(Dataset items)
*****

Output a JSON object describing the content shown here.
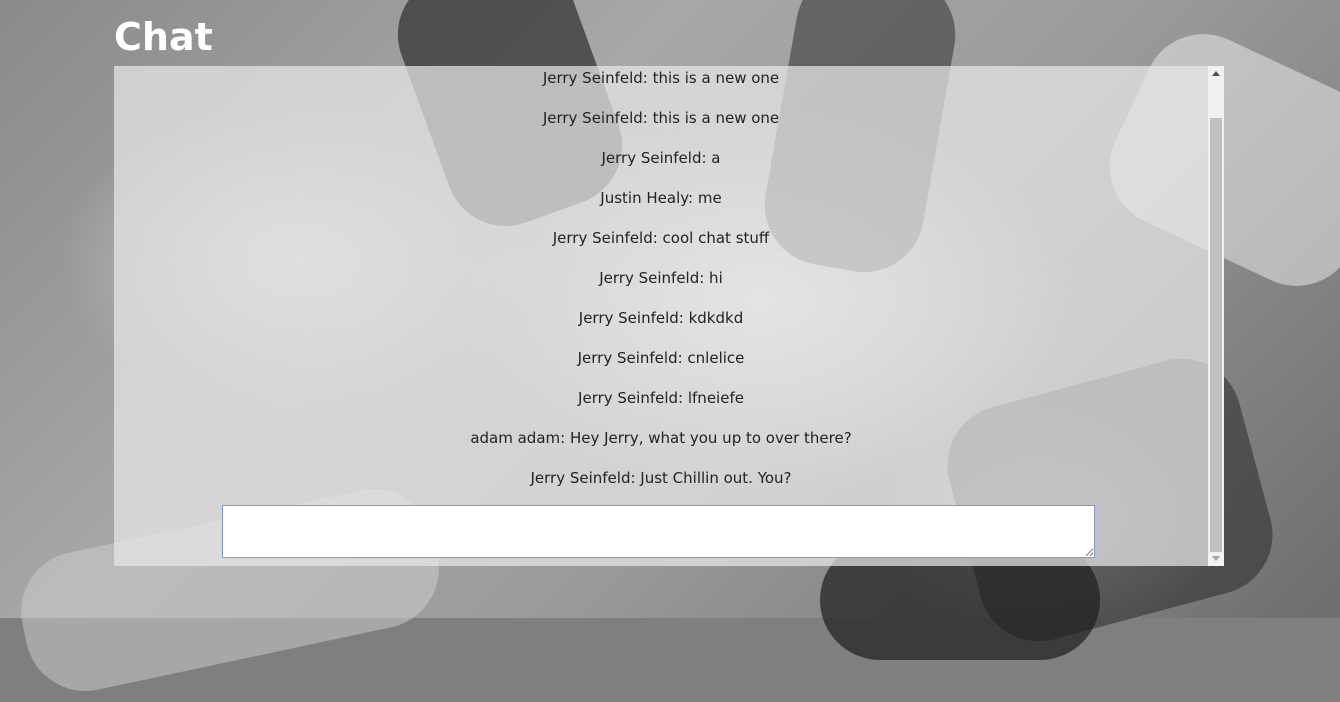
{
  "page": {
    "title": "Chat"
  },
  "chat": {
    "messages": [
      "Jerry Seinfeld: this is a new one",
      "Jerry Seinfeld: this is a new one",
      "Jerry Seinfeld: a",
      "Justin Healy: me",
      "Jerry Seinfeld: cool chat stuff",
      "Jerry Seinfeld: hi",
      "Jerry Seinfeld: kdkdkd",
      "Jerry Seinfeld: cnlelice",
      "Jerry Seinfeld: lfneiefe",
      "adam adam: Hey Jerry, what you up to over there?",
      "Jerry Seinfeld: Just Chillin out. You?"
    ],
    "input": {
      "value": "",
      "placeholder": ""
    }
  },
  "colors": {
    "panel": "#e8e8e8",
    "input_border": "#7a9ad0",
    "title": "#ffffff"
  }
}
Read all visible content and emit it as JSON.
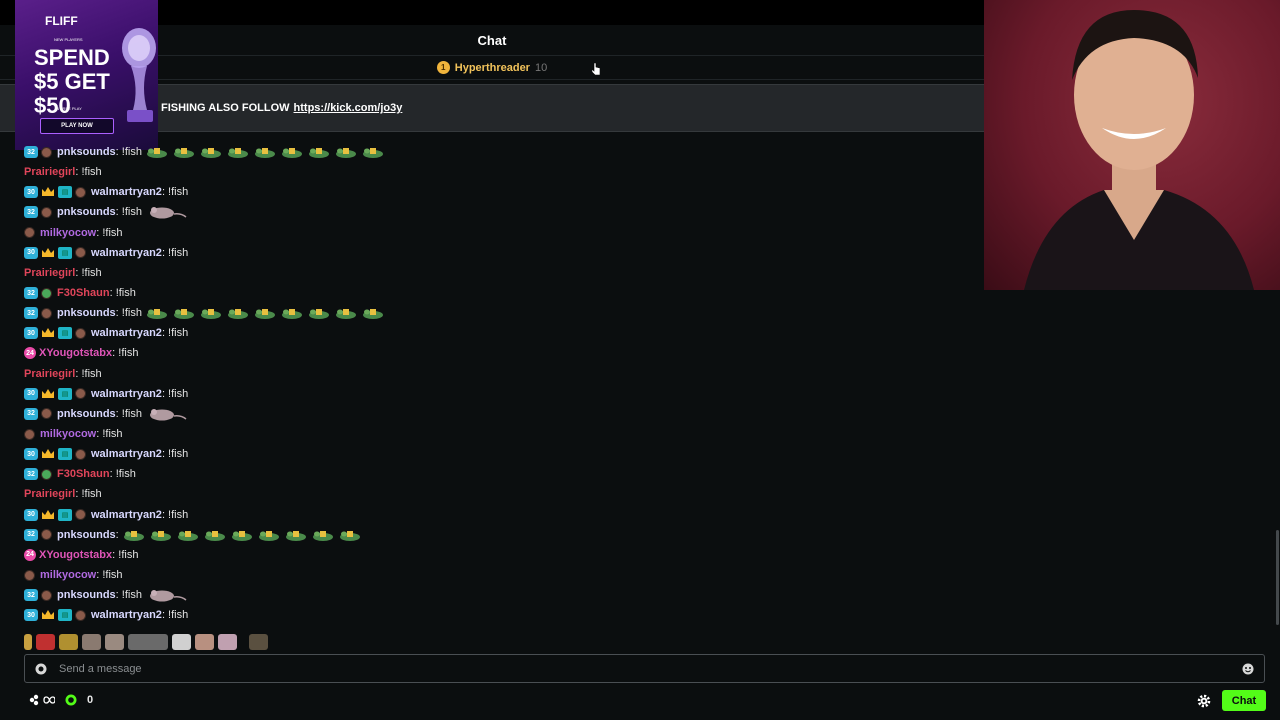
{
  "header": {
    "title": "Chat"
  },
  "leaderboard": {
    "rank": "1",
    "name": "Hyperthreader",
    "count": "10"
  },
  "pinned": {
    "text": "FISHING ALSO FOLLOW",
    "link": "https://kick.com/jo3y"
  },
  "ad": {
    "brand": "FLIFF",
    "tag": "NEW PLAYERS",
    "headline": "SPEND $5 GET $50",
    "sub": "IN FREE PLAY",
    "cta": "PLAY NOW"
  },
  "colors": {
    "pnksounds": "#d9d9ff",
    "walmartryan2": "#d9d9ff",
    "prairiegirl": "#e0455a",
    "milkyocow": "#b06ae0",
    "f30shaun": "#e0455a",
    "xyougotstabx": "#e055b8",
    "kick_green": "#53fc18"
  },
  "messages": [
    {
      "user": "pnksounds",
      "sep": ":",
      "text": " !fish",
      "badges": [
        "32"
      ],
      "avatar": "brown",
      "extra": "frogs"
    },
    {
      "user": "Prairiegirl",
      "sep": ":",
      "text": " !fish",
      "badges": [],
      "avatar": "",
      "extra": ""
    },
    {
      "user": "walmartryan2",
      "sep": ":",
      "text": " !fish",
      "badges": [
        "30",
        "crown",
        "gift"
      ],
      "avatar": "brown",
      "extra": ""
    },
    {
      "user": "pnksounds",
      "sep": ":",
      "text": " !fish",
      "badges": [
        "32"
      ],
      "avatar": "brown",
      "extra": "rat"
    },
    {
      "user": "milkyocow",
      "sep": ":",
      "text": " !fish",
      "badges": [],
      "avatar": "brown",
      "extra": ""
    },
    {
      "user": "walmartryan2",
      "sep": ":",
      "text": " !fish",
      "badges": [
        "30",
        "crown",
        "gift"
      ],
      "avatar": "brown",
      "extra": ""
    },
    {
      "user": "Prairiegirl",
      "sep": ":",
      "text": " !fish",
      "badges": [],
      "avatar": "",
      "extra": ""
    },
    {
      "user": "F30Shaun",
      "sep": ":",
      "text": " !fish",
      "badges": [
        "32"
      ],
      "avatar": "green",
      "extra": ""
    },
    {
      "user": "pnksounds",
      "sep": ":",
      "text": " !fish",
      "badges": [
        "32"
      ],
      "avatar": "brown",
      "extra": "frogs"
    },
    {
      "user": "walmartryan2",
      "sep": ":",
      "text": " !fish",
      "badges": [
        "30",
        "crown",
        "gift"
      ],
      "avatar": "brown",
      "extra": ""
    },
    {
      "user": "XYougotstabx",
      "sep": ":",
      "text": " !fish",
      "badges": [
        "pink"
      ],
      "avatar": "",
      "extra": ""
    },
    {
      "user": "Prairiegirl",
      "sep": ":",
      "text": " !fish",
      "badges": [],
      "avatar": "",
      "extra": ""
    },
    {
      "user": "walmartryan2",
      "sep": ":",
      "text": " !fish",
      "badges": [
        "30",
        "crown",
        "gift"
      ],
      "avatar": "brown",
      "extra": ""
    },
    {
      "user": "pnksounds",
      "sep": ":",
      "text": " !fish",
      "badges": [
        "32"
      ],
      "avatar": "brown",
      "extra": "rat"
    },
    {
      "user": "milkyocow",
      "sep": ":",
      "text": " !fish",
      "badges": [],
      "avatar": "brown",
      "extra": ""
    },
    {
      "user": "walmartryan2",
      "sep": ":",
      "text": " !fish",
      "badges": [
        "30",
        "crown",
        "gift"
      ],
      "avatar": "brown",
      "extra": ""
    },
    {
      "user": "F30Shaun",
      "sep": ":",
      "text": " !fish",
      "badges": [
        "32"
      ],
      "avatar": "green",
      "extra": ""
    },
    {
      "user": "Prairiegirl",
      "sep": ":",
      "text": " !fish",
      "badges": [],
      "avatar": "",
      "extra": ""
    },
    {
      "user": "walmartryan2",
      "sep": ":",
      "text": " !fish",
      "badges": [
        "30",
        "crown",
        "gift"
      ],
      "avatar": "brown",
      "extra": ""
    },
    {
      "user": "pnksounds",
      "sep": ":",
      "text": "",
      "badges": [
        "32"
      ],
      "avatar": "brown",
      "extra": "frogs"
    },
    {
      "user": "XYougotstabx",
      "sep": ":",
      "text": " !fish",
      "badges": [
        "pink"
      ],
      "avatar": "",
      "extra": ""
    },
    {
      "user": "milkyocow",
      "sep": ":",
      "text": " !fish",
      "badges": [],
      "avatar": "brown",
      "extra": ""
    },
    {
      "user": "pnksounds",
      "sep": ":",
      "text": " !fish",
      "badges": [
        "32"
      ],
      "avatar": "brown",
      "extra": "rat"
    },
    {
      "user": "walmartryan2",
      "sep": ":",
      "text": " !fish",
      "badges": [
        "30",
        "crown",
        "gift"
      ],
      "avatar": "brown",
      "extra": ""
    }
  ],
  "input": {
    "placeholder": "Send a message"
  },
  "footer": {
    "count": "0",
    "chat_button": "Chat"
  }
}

*****

Work through the records line by line and tally those holding "placeholder". Reply with the number alone.

• FINISHED ANSWER
2